I'm calmer now, thank you for indulging me...

Sorry to depress everyone.

Sarah
x
0 Replies
 
fresco
 
  1  
Reply Tue 12 Sep, 2006 08:49 am
smorgs,

I've often thought it might be an idea to add a contraceptive agent to British tap water and that prospective parents should be obliged to take parenting classes beore being issued with an antidote. Unfortunately "career pregnancy" is an attractive option to some of the ignorant specimens we are producing from our "education" system.
0 Replies
 
Lord Ellpus
 
  1  
Reply Tue 12 Sep, 2006 08:58 am
Yep, Social Services involvement, methinks.

I'm sorry you've had a bad day, Sarah. It certainly is a sh*tty thing sometimes, working with the public. Beats my horse shagger interview hands down.
If your job is anything like mine (and I would imagine that we work with very similar individuals) you've probably had all the nasty stuff happen to you as well. Being sworn at, threatened with violence, having your car scratched and worst of all, being spat on (I HATE that).

Are you home now? Have you got a mate to come round and chat it through? You need a large G+T and a fag, then another, before having a snooze on the couch.
Works for me.



Sorry I was in the loo, by the way. Damn saucisson afterburn!
0 Replies
 
smorgs
 
  1  
Reply Tue 12 Sep, 2006 09:08 am
I know what you mean, fresco...

Can't help thinking the governments new 'social inclusion' policy will do nothing to help this increasing problem.
━━━━
Exercise task A:
In the forum thread, Lord Ellpus lists several unpleasant things that happen when working with the public. List them.
Exercise task B:
Extend the forum thread about a bad day working with the public, picking up right after its final sentence.

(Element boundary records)
━━━━
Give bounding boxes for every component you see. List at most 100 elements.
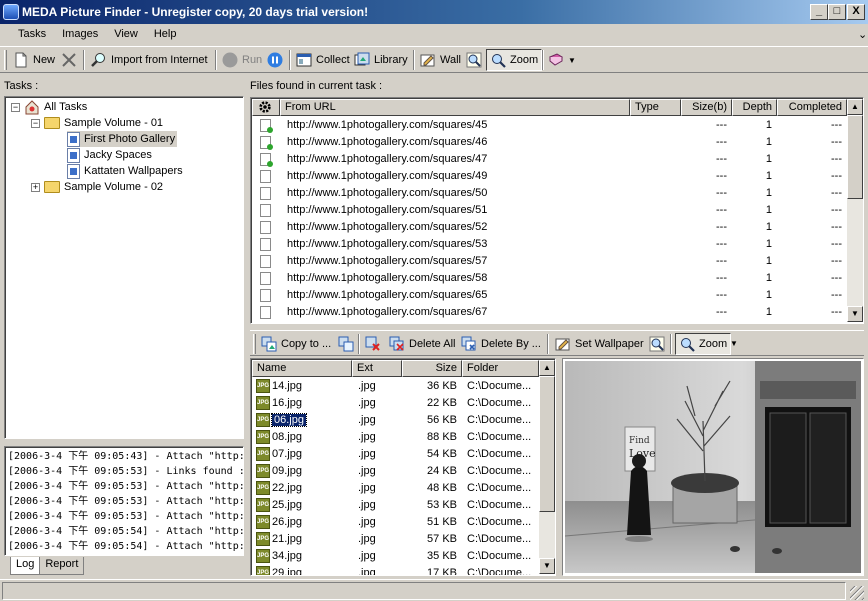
tree-node-jacky-spaces[interactable]: Jacky Spaces (67, 147, 152, 163)
minimize-button[interactable]: _ (810, 4, 828, 20)
collect-button[interactable]: Collect (293, 49, 353, 71)
task-tree[interactable]: − All Tasks − Sample Volume - 01 First P… (4, 96, 244, 439)
file-ext: .jpg (358, 380, 376, 392)
help-book-button[interactable]: ▼ (545, 49, 579, 71)
scroll-thumb[interactable] (847, 115, 863, 199)
close-button[interactable]: X (847, 4, 865, 20)
menu-chevron-icon[interactable]: ⌄ (850, 25, 868, 45)
scroll-thumb[interactable] (539, 376, 555, 512)
copy-to-button[interactable]: Copy to ... (258, 333, 334, 355)
menu-images[interactable]: Images (54, 25, 106, 45)
file-row[interactable]: JPG 16.jpg .jpg 22 KB C:\Docume... (251, 395, 539, 412)
url-row[interactable]: http://www.1photogallery.com/squares/53 -… (251, 236, 847, 253)
url-row[interactable]: http://www.1photogallery.com/squares/49 -… (251, 168, 847, 185)
toolbar-grip[interactable] (4, 50, 7, 70)
tree-node-first-photo-gallery[interactable]: First Photo Gallery (67, 131, 178, 147)
file-row[interactable]: JPG 14.jpg .jpg 36 KB C:\Docume... (251, 378, 539, 395)
url-list[interactable]: From URL Type Size(b) Depth Completed ht… (250, 97, 864, 324)
column-header-depth[interactable]: Depth (732, 99, 777, 116)
url-row[interactable]: http://www.1photogallery.com/squares/65 -… (251, 287, 847, 304)
zoom-fit-button[interactable] (463, 49, 485, 71)
file-row[interactable]: JPG 25.jpg .jpg 53 KB C:\Docume... (251, 497, 539, 514)
file-row[interactable]: JPG 34.jpg .jpg 35 KB C:\Docume... (251, 548, 539, 565)
url-row[interactable]: http://www.1photogallery.com/squares/45 -… (251, 117, 847, 134)
log-line: [2006-3-4 下午 09:05:53] - Attach "http: (8, 481, 244, 492)
toolbar-separator (547, 334, 549, 354)
file-row[interactable]: JPG 26.jpg .jpg 51 KB C:\Docume... (251, 514, 539, 531)
url-row[interactable]: http://www.1photogallery.com/squares/50 -… (251, 185, 847, 202)
move-to-button[interactable] (335, 333, 357, 355)
scroll-down-icon[interactable]: ▼ (539, 558, 555, 574)
url-row[interactable]: http://www.1photogallery.com/squares/46 -… (251, 134, 847, 151)
resize-grip-icon[interactable] (850, 586, 864, 600)
image-file-list[interactable]: Name Ext Size Folder JPG 14.jpg .jpg 36 KB C… (250, 358, 556, 576)
url-row[interactable]: http://www.1photogallery.com/squares/57 -… (251, 253, 847, 270)
column-header-name[interactable]: Name (252, 360, 352, 377)
collapse-icon[interactable]: − (31, 118, 40, 128)
tab-report[interactable]: Report (39, 557, 85, 575)
column-header-type[interactable]: Type (630, 99, 681, 116)
file-row[interactable]: JPG 09.jpg .jpg 24 KB C:\Docume... (251, 463, 539, 480)
url-row[interactable]: http://www.1photogallery.com/squares/51 -… (251, 202, 847, 219)
tab-log[interactable]: Log (10, 557, 41, 575)
library-button[interactable]: Library (351, 49, 411, 71)
tree-node-all-tasks[interactable]: − All Tasks (11, 99, 87, 115)
zoom-fit-button[interactable] (646, 333, 668, 355)
menu-tasks[interactable]: Tasks (10, 25, 54, 45)
file-row[interactable]: JPG 22.jpg .jpg 48 KB C:\Docume... (251, 480, 539, 497)
toolbar-grip[interactable] (253, 334, 256, 354)
delete-task-button[interactable] (58, 49, 80, 71)
collapse-icon[interactable]: − (11, 102, 20, 112)
image-preview[interactable]: Find Love (562, 358, 864, 576)
tree-node-kattaten-wallpapers[interactable]: Kattaten Wallpapers (67, 163, 183, 179)
column-header-status[interactable] (252, 99, 280, 116)
maximize-button[interactable]: □ (828, 4, 846, 20)
url-row[interactable]: http://www.1photogallery.com/squares/58 -… (251, 270, 847, 287)
file-row[interactable]: JPG 06.jpg .jpg 56 KB C:\Docume... (251, 412, 539, 429)
expand-icon[interactable]: + (31, 182, 40, 192)
import-internet-button[interactable]: Import from Internet (88, 49, 211, 71)
url-row[interactable]: http://www.1photogallery.com/squares/52 -… (251, 219, 847, 236)
set-wallpaper-button[interactable]: Set Wallpaper (552, 333, 647, 355)
delete-selected-button[interactable] (362, 333, 384, 355)
delete-all-button[interactable]: Delete All (386, 333, 458, 355)
file-size: 22 KB (427, 397, 457, 409)
tree-node-volume-01[interactable]: − Sample Volume - 01 (31, 115, 163, 131)
column-header-ext[interactable]: Ext (352, 360, 402, 377)
column-header-folder[interactable]: Folder (462, 360, 539, 377)
menu-help[interactable]: Help (146, 25, 185, 45)
column-header-file-size[interactable]: Size (402, 360, 462, 377)
tree-node-volume-02[interactable]: + Sample Volume - 02 (31, 179, 163, 195)
scroll-up-icon[interactable]: ▲ (539, 360, 555, 376)
url-list-scrollbar[interactable]: ▲ ▼ (847, 99, 863, 322)
file-row[interactable]: JPG 08.jpg .jpg 88 KB C:\Docume... (251, 429, 539, 446)
jpg-file-icon: JPG (256, 430, 270, 445)
new-button[interactable]: New (10, 49, 58, 71)
toolbar-dropdown-icon[interactable]: ▼ (568, 56, 576, 65)
scroll-down-icon[interactable]: ▼ (847, 306, 863, 322)
scroll-up-icon[interactable]: ▲ (847, 99, 863, 115)
column-header-from-url[interactable]: From URL (280, 99, 630, 116)
zoom-button[interactable]: Zoom (486, 49, 543, 71)
file-row[interactable]: JPG 07.jpg .jpg 54 KB C:\Docume... (251, 446, 539, 463)
url-row[interactable]: http://www.1photogallery.com/squares/67 -… (251, 304, 847, 321)
column-header-completed[interactable]: Completed (777, 99, 847, 116)
jpg-file-icon: JPG (256, 481, 270, 496)
file-row[interactable]: JPG 29.jpg .jpg 17 KB C:\Docume... (251, 565, 539, 576)
log-panel[interactable]: [2006-3-4 下午 09:05:43] - Attach "http: [… (4, 446, 244, 556)
file-row[interactable]: JPG 21.jpg .jpg 57 KB C:\Docume... (251, 531, 539, 548)
zoom-dropdown-icon[interactable]: ▼ (730, 339, 738, 348)
file-list-scrollbar[interactable]: ▲ ▼ (539, 360, 555, 574)
url-cell: http://www.1photogallery.com/squares/50 (287, 187, 488, 199)
menu-view[interactable]: View (106, 25, 146, 45)
run-button[interactable]: Run (219, 49, 265, 71)
wall-button[interactable]: Wall (417, 49, 464, 71)
file-name: 29.jpg (272, 567, 302, 576)
url-cell: http://www.1photogallery.com/squares/46 (287, 136, 488, 148)
url-row[interactable]: http://www.1photogallery.com/squares/47 -… (251, 151, 847, 168)
column-header-size[interactable]: Size(b) (681, 99, 732, 116)
delete-by-button[interactable]: Delete By ... (458, 333, 544, 355)
zoom-button[interactable]: Zoom (675, 333, 732, 355)
pause-button[interactable] (264, 49, 286, 71)
url-pending-icon (259, 203, 271, 217)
━━━━
Written response A:
- Being sworn at
- Being threatened with violence
- Having your car scratched
- Being spat on

Written response B:
last month I saw a young girl, she was third generation on benefits... she told me she had 'fell pregnant' (I hate that expression - I always want to say "what did you fall on - a penis?") Of course she would be horrified if anyone suggested she had an abortion, she would see it as totally immoral! And yet it isn't deemed immoral for her to bring a child into the world with absolutely no parenting skills whatsover, and for the first three years of it's life it will be strapped to a buggy and fed on pies and ice fingers from Greggs!

I feel so old!!!

I'm starting to 'wonder what the worlds coming to'

I've turned into a crumpy old woman and it's not sexy!
0 Replies
 
Lord Ellpus
 
  1  
Reply Tue 12 Sep, 2006 09:09 am
I think crump is very sexy.
0 Replies
 
Walter Hinteler
 
  1  
Reply Tue 12 Sep, 2006 09:10 am
I suppose, LE could add some similar stories - or even worse. I could, too.


-------------

Catword LE: is the Droitwich Evening Messenger really soooo interesting that you read that small paper for nearly ONE hour on the loo?
0 Replies
 
smorgs
 
  1  
Reply Tue 12 Sep, 2006 09:12 am
...you just made me laugh!

thanks...

crumpys are gooooooood...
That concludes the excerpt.